--- start EXCERPT TO READ ---
She was walking around and shouting. At first, it was a Bruce Lee cat-purr (I don’t know why, I kept encounter kids that has a deep fetish for Bruce Lee’s yell) and then, she began to talk to herself. I do understand that some kids actually has that kind of “imaginary friend” shits, but trust me, this is no imaginary friend shit. I think she can see dead people (or maybe somekind of invisible alien). She was like chatting with the air, and even danced by herself. Frankly speaking, she was damn annoying. Even Emily felt that too… she even quoted “Damn, that kid is annoying. Let’s beat her up.” Alright, I made that up, Emily’s not really that violent. And her father, was like playing deaf and blind about her daughter’s misbehavior.

Bloody hell. I don’t understand how some people can ignore their own kid’s eccentricity. I am very sure that the kid’s weird. And I seriously think that the father should do something about it … like giving her a hard spank before interrogating her who’s the invisible friend … or get her to a nearby psychiatric ward for treatment.

Ok, I then headed my way to the bank, because I need to withdraw a couple of millions to feed the poor. While I’m looking for a place to park Lorraine, I suddenly saw 4 blokes running in a very ardent manner - across the street in front of my car, jumping over the divider and a couple of them sprinting on the right side of the pedestrian walkway. I quipped to Emily :

“That’s an Olympic spirit.”
“I think they’re chasing some snatch thief.”

Emily’s got a point - as chasing snatch thief is one of Malaysian’s favorite past time recently. It provides a comprehensive workout, plus, you get to be hero at the same time. It’s fast becoming a general hobby.

ICQ dork #1 : “So, what do you do during your free time ?”
ICQ dork #2 : “I collect stamps and occasionally, chase snatch thieves..”
ICQ dork #1 : “Cool ! I chase snatch thieves too. What a coincidence !”

But then, as I drove past the bunch of very fast guys, I realized that it wasn’t anything near what we thought it was. Those bunch of guys were actually chasing a chicken ! Imagine that, the entire street almost interrupted to a halt watching those 4 guys chasing 1… freaking … chicken. In the middle of an urban commercial district in Penang (it’s Beach Street .. actually). What the fuck ! I didn’t know chickens could snatch handbags …. Somebody tell me the world is still right !

Once inside the bank, I was waiting for my queue number with Emily. An old lady suddenly walked up to the teller and enquired for something. They exchanged a few words and just as I decided to look somewhere else, the old lady began to nod her head in a groovy way. You know, her head / body bobbing up and down rhythmically .. like a broadway dancer - as if she’s body signaling to the teller “Yeah bebeh .. yeah”. She did it successively 3 times. I thought I had mistaken that move until Emily gave me a nudge and asked “Did you see that ?? The old lady danced…”. I couldn’t explain why she did that. A bank’s definitely not an appropriate place to do that .. if it’s not obvious enough - what more to see an OLD LADY doing some gangsta’ rap head bob in a BANK.
--- end EXCERPT TO READ ---
## WHAT IS ASKED
Please decide whether each statement agrees with the Penang errand story above, answering yes or no and quoting the words of the story that settle it. 1. The men running across the street turned out to be chasing a chicken. 2. The old lady at the bank bobbed her head only once. 3. Emily really did say the girl should be beaten up.
--- start RECORDS PROVIDED ---
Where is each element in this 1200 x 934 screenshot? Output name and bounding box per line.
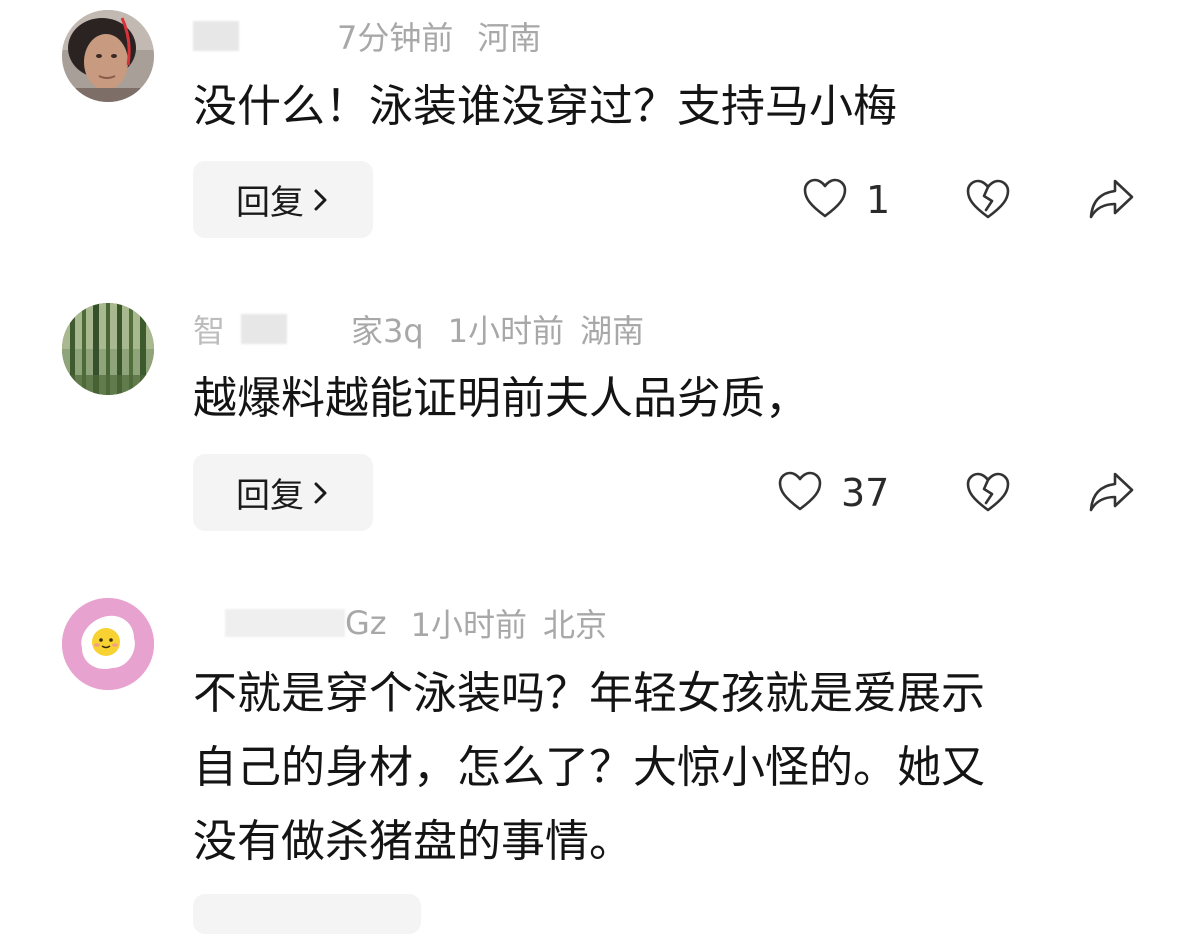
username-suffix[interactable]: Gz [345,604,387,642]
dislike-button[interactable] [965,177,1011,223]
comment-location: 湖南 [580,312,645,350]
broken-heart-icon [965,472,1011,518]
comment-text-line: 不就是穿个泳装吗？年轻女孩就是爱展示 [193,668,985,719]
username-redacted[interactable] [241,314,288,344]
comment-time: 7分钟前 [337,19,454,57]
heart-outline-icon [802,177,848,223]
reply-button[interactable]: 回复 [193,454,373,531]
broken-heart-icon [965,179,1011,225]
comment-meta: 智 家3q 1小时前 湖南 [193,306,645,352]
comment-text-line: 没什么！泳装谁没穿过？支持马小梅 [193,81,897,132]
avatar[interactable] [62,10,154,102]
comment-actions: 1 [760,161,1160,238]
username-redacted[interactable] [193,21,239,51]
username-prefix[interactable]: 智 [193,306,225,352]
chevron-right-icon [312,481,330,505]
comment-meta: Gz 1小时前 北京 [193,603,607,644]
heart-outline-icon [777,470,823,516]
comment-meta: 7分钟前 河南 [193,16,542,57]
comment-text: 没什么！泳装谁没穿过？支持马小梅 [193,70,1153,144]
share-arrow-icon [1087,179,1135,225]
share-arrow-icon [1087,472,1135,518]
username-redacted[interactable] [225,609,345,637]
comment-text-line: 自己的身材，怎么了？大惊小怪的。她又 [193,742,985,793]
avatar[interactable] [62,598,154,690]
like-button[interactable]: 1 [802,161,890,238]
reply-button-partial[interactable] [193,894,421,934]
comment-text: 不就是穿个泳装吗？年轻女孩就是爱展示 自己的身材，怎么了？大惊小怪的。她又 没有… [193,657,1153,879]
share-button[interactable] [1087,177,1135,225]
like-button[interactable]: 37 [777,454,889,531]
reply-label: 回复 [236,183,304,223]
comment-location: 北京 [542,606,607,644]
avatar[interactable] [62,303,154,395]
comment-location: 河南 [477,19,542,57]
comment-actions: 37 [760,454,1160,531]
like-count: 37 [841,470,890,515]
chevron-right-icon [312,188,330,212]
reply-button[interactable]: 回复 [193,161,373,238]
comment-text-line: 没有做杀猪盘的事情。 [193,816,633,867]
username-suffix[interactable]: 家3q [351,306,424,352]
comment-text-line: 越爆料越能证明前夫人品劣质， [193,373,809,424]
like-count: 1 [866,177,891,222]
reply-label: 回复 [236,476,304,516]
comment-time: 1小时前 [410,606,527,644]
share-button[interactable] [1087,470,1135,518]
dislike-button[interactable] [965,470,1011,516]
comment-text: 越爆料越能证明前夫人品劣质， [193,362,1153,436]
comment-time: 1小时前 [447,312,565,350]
--- end RECORDS PROVIDED ---
## EXERCISE RESULT
1. Yes: "Those bunch of guys were actually chasing a chicken !"
2. No: "She did it successively 3 times."
3. No: "Alright, I made that up, Emily’s not really that violent."